-------- TESTO DEL DOCUMENTO

Big della rete ed ecommerce: le nuove norme UE in vigore da luglio 2020  

Dal prossimo 12 luglio 2020 entrerà in vigore il Regolamento UE 2019/1150, obbligatorio in tutti i suoi elementi e direttamente applicabile in tutti gli Stati Membri dell’Unione Europea.

L’atto rientra nel programma dell’Agenda Digitale Europea per la promozione del commercio elettronico e si pone l’obiettivo di promuovere un ecosistema caratterizzato da equità e trasparenza nei rapporti tra i BIG della rete, quali piattaforme marketplace e motori di ricerca (pensiamo ad Amazon, Facebook e Google) e gli utenti commerciali, tra cui gli ecommerce, che si servono di questi per raggiungere i propri clienti. 

I marketplace ed i motori di ricerca, in quanto importanti fonti di traffico, influiscono in maniera determinante anche sul posizionamento dei merchant e sul loro successo commerciale.

Vediamo insieme cosa impone e quali sono le novità normative del Regolamento EU 2019/1150.

----------------
-------- VOCI ELENCATE

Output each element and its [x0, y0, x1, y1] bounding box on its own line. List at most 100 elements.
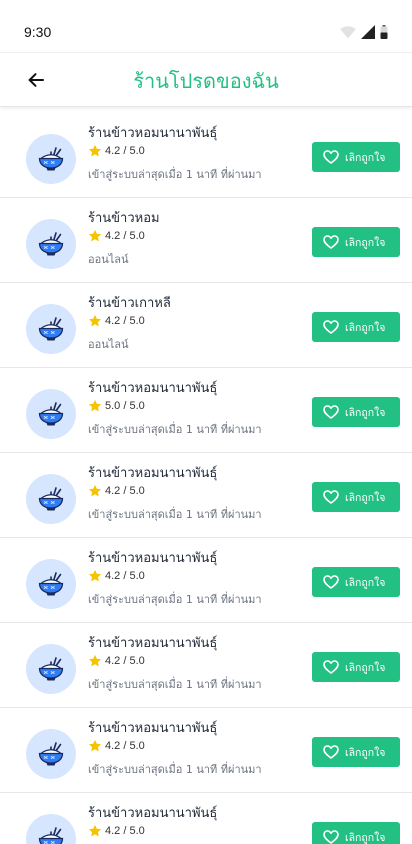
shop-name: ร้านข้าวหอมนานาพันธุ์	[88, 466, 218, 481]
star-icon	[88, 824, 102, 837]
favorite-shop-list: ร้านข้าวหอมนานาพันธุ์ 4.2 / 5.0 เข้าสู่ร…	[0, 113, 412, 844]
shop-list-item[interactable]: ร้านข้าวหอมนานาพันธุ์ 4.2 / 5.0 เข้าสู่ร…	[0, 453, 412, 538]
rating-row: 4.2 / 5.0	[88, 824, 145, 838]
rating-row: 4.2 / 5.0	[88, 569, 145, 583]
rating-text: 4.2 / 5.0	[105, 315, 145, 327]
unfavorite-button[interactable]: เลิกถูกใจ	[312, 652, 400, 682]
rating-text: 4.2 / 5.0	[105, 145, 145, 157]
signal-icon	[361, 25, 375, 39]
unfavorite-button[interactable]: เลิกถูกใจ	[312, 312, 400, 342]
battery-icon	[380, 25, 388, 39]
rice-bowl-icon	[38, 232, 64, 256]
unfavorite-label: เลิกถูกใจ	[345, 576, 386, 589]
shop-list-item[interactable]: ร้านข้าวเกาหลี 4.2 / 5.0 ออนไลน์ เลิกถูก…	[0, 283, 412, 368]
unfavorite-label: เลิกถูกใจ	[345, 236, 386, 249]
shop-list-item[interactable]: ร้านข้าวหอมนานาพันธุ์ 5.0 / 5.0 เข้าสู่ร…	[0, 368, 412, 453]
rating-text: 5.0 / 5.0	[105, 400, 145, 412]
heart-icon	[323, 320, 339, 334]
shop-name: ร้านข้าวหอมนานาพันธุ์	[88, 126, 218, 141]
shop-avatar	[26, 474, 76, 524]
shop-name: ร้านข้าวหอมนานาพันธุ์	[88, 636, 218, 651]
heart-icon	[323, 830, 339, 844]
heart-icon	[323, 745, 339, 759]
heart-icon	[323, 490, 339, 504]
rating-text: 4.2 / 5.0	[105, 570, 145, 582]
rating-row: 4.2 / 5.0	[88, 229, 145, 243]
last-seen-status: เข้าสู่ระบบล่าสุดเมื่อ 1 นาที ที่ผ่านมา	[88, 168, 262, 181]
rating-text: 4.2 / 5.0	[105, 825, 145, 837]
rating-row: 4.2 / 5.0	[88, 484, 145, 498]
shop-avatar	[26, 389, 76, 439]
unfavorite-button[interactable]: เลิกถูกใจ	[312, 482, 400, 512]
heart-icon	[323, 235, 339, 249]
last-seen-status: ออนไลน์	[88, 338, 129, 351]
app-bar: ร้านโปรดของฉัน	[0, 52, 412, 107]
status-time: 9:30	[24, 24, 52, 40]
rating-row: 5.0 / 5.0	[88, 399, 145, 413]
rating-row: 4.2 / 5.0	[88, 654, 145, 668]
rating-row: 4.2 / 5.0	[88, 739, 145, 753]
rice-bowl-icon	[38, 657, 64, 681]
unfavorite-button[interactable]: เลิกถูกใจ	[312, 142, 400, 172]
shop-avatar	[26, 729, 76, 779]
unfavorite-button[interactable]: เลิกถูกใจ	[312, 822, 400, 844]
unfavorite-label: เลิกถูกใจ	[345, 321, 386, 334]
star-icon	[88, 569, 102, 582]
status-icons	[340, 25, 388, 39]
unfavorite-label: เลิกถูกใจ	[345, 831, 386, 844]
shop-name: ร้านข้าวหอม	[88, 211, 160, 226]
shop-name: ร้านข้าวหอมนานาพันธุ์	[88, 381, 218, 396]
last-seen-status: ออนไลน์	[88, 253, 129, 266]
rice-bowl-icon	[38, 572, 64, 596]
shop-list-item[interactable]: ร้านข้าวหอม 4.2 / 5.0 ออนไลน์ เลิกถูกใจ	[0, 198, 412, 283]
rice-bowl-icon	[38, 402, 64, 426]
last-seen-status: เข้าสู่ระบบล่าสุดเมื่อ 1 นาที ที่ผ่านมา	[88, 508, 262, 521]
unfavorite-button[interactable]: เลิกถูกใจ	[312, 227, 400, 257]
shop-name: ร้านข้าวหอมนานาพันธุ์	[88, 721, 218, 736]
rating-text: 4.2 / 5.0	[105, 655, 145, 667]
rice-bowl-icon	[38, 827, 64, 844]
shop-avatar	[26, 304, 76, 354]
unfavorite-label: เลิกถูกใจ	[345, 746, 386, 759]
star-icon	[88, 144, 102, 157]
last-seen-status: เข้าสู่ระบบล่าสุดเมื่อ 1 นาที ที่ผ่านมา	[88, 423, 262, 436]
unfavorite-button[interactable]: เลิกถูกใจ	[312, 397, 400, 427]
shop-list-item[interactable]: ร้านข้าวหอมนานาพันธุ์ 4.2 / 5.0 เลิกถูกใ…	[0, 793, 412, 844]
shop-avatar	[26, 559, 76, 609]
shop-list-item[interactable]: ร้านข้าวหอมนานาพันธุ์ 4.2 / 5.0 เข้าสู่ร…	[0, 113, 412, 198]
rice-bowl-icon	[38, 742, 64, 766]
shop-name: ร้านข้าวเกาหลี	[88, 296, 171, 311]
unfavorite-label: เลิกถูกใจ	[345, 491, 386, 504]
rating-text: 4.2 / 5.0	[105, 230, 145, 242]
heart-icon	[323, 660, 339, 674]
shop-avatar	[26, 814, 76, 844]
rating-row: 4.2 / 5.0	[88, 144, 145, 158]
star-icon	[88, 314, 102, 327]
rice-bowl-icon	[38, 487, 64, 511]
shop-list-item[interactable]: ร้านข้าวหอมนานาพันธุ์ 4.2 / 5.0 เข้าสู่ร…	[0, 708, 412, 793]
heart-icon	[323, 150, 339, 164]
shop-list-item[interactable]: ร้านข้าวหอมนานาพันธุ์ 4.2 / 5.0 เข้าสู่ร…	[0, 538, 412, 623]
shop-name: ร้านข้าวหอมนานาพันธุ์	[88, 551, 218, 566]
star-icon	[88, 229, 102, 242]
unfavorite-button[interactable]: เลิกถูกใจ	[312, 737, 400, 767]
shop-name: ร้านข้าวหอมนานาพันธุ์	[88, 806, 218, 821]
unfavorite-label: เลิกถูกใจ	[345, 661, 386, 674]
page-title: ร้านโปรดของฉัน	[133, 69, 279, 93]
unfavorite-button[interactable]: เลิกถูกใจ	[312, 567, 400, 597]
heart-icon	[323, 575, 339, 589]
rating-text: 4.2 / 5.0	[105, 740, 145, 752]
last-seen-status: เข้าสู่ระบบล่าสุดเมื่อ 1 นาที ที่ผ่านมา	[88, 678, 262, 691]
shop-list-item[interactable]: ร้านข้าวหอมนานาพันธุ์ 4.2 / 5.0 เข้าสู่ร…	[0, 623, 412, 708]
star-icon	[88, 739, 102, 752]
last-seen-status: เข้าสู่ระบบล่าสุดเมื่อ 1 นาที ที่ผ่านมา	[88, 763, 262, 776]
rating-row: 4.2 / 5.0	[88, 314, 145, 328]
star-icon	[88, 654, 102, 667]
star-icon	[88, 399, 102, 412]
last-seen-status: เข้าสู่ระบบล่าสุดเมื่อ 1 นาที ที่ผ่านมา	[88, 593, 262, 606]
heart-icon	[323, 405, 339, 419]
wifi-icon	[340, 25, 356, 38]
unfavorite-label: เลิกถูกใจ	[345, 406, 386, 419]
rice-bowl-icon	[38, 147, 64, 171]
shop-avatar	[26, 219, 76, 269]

----------------
-------- VOCI ELENCATE

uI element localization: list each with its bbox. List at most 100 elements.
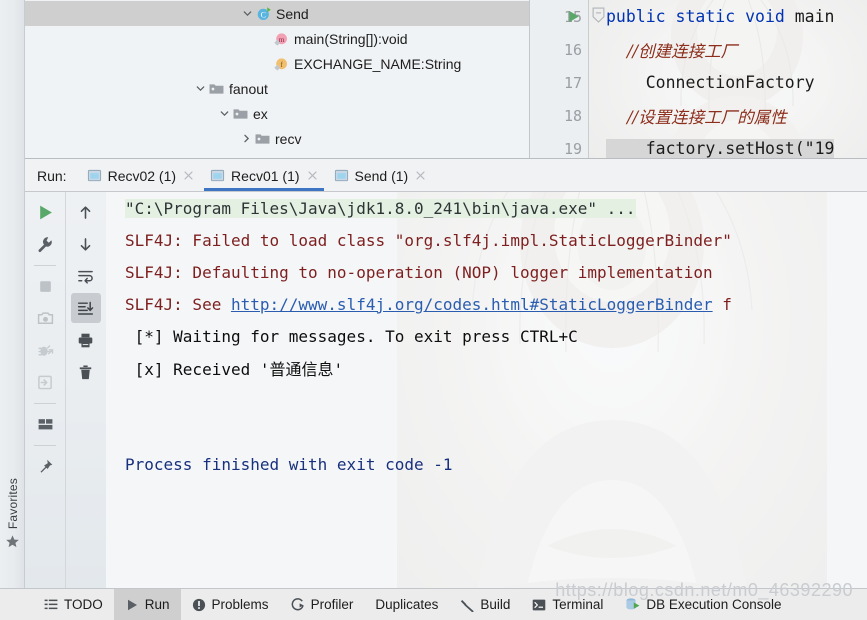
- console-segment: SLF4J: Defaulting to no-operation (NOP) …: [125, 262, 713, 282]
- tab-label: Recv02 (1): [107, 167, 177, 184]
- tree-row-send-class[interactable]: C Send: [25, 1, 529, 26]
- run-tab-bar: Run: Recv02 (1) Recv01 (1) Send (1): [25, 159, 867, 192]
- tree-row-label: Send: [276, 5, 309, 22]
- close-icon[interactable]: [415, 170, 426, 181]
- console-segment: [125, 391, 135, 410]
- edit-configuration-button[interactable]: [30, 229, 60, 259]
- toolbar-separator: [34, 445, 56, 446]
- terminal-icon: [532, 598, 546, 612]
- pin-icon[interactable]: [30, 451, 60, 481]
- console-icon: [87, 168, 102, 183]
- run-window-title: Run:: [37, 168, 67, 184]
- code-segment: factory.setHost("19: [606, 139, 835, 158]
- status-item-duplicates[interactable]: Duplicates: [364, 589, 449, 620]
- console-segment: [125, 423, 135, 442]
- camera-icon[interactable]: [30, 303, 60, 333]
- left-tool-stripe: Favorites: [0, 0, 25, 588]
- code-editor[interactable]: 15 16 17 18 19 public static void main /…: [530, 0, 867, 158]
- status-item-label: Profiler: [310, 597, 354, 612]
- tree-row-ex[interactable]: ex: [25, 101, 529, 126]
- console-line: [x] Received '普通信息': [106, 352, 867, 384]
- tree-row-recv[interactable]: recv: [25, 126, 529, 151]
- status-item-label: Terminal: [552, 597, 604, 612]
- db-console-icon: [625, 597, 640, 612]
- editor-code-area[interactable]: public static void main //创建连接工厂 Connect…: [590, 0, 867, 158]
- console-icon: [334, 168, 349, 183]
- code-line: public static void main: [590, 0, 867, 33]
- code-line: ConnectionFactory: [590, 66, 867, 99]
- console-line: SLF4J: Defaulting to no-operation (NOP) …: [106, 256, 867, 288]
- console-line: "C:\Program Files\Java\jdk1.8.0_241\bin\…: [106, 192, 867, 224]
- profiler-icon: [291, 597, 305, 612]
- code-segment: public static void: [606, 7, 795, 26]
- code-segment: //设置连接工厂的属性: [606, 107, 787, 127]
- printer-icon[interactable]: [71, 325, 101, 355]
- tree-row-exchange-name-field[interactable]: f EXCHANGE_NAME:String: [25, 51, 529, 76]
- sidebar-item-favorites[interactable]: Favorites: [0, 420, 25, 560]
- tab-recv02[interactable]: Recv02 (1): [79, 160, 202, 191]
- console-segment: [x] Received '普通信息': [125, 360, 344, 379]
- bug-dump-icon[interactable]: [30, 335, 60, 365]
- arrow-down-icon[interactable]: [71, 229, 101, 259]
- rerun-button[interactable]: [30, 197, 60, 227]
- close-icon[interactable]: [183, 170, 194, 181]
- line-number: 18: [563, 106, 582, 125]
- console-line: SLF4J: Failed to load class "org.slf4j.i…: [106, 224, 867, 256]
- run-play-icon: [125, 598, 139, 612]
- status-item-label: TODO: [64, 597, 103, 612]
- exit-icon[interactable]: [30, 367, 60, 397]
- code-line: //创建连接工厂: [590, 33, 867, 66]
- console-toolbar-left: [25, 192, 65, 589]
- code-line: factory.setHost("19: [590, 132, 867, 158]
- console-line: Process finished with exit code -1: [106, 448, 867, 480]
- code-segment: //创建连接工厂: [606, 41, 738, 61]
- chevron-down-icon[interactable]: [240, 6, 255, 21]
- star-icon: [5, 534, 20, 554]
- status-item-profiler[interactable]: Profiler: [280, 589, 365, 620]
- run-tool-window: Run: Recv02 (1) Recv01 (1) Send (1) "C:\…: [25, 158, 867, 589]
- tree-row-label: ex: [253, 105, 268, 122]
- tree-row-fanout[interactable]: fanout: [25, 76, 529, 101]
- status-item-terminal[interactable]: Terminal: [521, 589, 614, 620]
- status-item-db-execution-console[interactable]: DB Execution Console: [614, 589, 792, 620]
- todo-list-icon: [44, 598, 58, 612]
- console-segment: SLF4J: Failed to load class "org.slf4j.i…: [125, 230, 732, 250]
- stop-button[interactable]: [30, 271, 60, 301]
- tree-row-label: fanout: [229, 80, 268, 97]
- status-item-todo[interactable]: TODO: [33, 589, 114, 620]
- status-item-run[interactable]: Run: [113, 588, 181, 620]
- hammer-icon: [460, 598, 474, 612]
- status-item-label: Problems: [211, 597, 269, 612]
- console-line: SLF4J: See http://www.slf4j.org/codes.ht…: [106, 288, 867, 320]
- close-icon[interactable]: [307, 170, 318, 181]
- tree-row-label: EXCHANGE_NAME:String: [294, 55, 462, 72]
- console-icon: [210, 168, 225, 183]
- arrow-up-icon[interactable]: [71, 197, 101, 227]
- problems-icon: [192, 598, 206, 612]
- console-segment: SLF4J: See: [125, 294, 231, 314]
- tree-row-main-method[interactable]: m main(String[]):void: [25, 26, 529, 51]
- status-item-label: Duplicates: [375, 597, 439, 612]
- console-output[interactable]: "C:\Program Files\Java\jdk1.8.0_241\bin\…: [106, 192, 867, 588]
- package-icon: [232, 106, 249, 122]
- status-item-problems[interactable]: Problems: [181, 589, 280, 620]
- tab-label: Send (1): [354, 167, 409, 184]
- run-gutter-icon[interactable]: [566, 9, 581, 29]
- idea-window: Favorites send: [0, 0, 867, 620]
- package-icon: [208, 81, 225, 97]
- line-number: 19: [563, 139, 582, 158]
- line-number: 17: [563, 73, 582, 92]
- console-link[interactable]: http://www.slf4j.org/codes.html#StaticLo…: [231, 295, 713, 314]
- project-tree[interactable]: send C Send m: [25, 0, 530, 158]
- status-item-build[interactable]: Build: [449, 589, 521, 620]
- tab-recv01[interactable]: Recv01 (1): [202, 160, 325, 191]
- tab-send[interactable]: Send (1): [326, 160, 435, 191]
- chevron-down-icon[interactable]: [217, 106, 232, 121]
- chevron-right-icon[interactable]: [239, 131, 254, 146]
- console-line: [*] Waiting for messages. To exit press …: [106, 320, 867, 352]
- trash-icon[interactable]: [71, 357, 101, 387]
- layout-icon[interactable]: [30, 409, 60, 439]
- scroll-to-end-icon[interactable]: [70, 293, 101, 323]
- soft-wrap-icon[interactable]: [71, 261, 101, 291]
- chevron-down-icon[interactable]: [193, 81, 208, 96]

----------------
-------- VOCI ELENCATE

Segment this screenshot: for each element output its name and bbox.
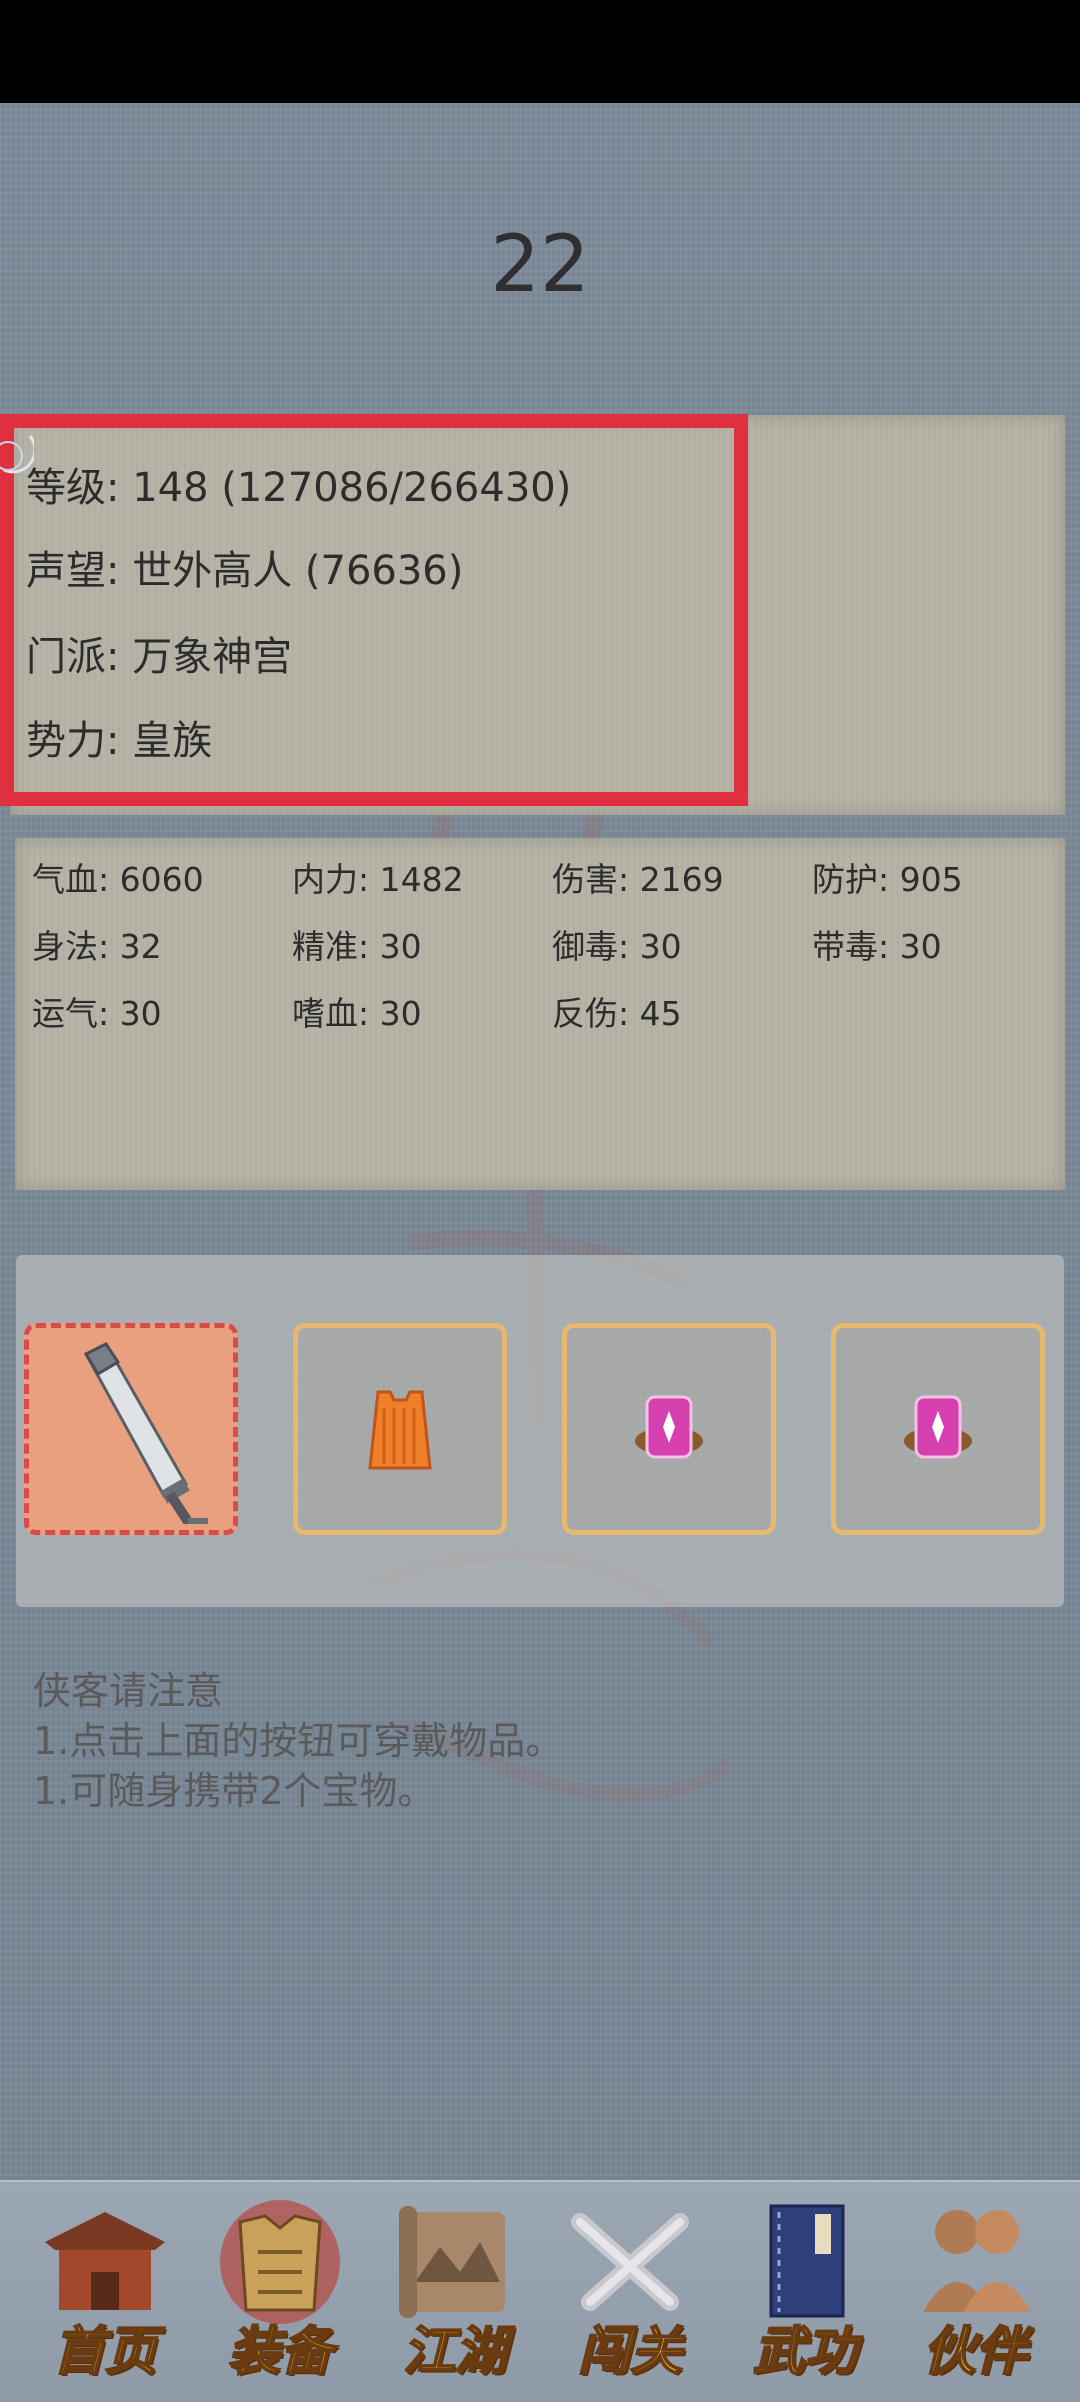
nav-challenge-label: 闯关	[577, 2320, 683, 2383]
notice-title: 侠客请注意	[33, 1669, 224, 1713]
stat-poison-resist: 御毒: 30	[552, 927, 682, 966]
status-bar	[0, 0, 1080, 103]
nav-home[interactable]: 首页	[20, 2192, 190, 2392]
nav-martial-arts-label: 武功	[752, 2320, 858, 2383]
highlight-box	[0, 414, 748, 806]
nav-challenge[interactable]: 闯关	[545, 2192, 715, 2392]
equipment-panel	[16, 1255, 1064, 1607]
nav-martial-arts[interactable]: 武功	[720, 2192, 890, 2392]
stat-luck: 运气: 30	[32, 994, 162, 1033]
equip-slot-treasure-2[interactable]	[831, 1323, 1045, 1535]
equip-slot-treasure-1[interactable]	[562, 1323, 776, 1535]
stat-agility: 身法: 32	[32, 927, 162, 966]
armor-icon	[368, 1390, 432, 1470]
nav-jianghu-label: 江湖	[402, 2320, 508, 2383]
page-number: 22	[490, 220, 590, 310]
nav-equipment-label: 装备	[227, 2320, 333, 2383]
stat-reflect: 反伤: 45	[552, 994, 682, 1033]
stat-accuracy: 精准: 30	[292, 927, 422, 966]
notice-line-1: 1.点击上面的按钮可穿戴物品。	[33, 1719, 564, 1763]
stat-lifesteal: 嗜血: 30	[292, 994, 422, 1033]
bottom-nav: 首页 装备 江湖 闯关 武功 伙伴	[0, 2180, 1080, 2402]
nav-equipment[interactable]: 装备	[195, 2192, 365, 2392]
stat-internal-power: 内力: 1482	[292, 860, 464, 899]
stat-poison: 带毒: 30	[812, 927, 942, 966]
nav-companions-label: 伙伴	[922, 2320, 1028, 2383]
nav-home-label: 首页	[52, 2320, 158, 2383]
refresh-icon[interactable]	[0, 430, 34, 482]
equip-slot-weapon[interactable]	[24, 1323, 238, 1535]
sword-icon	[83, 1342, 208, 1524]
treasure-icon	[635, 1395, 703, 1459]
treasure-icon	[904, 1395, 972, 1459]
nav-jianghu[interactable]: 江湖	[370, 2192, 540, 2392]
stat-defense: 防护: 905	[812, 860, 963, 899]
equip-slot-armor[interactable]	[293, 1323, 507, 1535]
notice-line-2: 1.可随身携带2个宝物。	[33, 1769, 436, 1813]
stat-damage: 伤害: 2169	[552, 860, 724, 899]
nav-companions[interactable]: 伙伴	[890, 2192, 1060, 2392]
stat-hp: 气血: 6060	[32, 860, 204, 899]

----------------

_DA FARE:_
(a) Estrai dall'articolo sulle nuove norme UE per l'ecommerce il passo che va da "Dal prossimo 12" fino a "Membri dell’Unione Europea." compreso.
(b) Copia senza modifiche le righe dell'elenco che vanno da quella con "- console-segment: SLF4J: Defaulting" fino a quella con "- db-console-icon: [625, 597, 640, 612]" compresa.

_RISULTATI PER COMPITO:_
(a)
Dal prossimo 12 luglio 2020 entrerà in vigore il Regolamento UE 2019/1150, obbligatorio in tutti i suoi elementi e direttamente applicabile in tutti gli Stati Membri dell’Unione Europea.

(b)
- console-segment: SLF4J: Defaulting to no-operation (NOP) …: [125, 262, 713, 282]
- tab-label: Recv02 (1): [107, 167, 177, 184]
- tree-row-send-class[interactable]: C Send: [25, 1, 529, 26]
- run-tab-bar: Run: Recv02 (1) Recv01 (1) Send (1): [25, 159, 867, 192]
- tree-row-label: Send: [276, 5, 309, 22]
- close-icon[interactable]: [415, 170, 426, 181]
- console-segment: [125, 391, 135, 410]
- edit-configuration-button[interactable]: [30, 229, 60, 259]
- toolbar-separator: [34, 445, 56, 446]
- terminal-icon: [532, 598, 546, 612]
- pin-icon[interactable]: [30, 451, 60, 481]
- console-icon: [87, 168, 102, 183]
- run-window-title: Run:: [37, 168, 67, 184]
- code-segment: factory.setHost("19: [606, 139, 835, 158]
- status-item-duplicates[interactable]: Duplicates: [364, 589, 449, 620]
- console-segment: [125, 423, 135, 442]
- camera-icon[interactable]: [30, 303, 60, 333]
- left-tool-stripe: Favorites: [0, 0, 25, 588]
- code-editor[interactable]: 15 16 17 18 19 public static void main /…: [530, 0, 867, 158]
- status-item-label: Profiler: [310, 597, 354, 612]
- tree-row-ex[interactable]: ex: [25, 101, 529, 126]
- console-line: [x] Received '普通信息': [106, 352, 867, 384]
- tree-row-recv[interactable]: recv: [25, 126, 529, 151]
- status-item-label: Terminal: [552, 597, 604, 612]
- db-console-icon: [625, 597, 640, 612]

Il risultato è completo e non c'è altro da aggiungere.